> _GIVEN REQUEST_:
Reproduce the records below exactly as given.

Data entries
(begin)
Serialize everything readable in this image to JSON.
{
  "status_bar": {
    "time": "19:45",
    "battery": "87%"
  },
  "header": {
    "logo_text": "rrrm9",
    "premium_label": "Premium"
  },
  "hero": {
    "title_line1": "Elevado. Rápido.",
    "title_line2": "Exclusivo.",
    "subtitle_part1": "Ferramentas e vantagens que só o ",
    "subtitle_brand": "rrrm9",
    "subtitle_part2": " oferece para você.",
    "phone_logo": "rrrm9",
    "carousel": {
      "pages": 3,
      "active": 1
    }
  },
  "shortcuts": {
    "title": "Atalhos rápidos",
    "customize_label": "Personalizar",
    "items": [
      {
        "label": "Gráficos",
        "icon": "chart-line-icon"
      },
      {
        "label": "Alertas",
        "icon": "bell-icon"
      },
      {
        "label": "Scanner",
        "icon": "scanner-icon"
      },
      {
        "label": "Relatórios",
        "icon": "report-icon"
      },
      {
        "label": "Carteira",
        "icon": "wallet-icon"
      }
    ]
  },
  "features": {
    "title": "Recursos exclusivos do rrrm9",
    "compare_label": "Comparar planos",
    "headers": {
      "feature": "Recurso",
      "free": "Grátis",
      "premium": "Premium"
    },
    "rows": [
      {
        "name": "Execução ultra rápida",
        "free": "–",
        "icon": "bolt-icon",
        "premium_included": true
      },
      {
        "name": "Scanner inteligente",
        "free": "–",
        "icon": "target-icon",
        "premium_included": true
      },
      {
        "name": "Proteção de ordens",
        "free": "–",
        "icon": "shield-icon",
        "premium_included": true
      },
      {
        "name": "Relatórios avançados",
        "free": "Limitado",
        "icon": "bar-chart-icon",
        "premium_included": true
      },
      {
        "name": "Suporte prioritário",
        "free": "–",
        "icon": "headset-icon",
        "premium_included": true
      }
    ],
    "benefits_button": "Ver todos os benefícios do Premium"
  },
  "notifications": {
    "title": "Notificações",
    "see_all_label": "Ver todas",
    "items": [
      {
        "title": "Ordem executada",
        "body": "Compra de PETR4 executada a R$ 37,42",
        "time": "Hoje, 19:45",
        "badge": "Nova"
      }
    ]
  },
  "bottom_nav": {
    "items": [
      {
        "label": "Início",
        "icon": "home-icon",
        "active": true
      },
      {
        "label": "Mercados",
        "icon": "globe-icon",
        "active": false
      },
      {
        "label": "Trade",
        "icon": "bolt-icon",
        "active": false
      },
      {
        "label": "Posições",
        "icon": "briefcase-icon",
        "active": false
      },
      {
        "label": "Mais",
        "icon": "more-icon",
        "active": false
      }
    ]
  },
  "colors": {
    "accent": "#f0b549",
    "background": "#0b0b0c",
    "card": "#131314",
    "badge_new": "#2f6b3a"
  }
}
(end)
> _WORKED SOLUTION_:
Serialize everything readable in this image to JSON.
{
  "status_bar": {
    "time": "19:45",
    "battery": "87%"
  },
  "header": {
    "logo_text": "rrrm9",
    "premium_label": "Premium"
  },
  "hero": {
    "title_line1": "Elevado. Rápido.",
    "title_line2": "Exclusivo.",
    "subtitle_part1": "Ferramentas e vantagens que só o ",
    "subtitle_brand": "rrrm9",
    "subtitle_part2": " oferece para você.",
    "phone_logo": "rrrm9",
    "carousel": {
      "pages": 3,
      "active": 1
    }
  },
  "shortcuts": {
    "title": "Atalhos rápidos",
    "customize_label": "Personalizar",
    "items": [
      {
        "label": "Gráficos",
        "icon": "chart-line-icon"
      },
      {
        "label": "Alertas",
        "icon": "bell-icon"
      },
      {
        "label": "Scanner",
        "icon": "scanner-icon"
      },
      {
        "label": "Relatórios",
        "icon": "report-icon"
      },
      {
        "label": "Carteira",
        "icon": "wallet-icon"
      }
    ]
  },
  "features": {
    "title": "Recursos exclusivos do rrrm9",
    "compare_label": "Comparar planos",
    "headers": {
      "feature": "Recurso",
      "free": "Grátis",
      "premium": "Premium"
    },
    "rows": [
      {
        "name": "Execução ultra rápida",
        "free": "–",
        "icon": "bolt-icon",
        "premium_included": true
      },
      {
        "name": "Scanner inteligente",
        "free": "–",
        "icon": "target-icon",
        "premium_included": true
      },
      {
        "name": "Proteção de ordens",
        "free": "–",
        "icon": "shield-icon",
        "premium_included": true
      },
      {
        "name": "Relatórios avançados",
        "free": "Limitado",
        "icon": "bar-chart-icon",
        "premium_included": true
      },
      {
        "name": "Suporte prioritário",
        "free": "–",
        "icon": "headset-icon",
        "premium_included": true
      }
    ],
    "benefits_button": "Ver todos os benefícios do Premium"
  },
  "notifications": {
    "title": "Notificações",
    "see_all_label": "Ver todas",
    "items": [
      {
        "title": "Ordem executada",
        "body": "Compra de PETR4 executada a R$ 37,42",
        "time": "Hoje, 19:45",
        "badge": "Nova"
      }
    ]
  },
  "bottom_nav": {
    "items": [
      {
        "label": "Início",
        "icon": "home-icon",
        "active": true
      },
      {
        "label": "Mercados",
        "icon": "globe-icon",
        "active": false
      },
      {
        "label": "Trade",
        "icon": "bolt-icon",
        "active": false
      },
      {
        "label": "Posições",
        "icon": "briefcase-icon",
        "active": false
      },
      {
        "label": "Mais",
        "icon": "more-icon",
        "active": false
      }
    ]
  },
  "colors": {
    "accent": "#f0b549",
    "background": "#0b0b0c",
    "card": "#131314",
    "badge_new": "#2f6b3a"
  }
}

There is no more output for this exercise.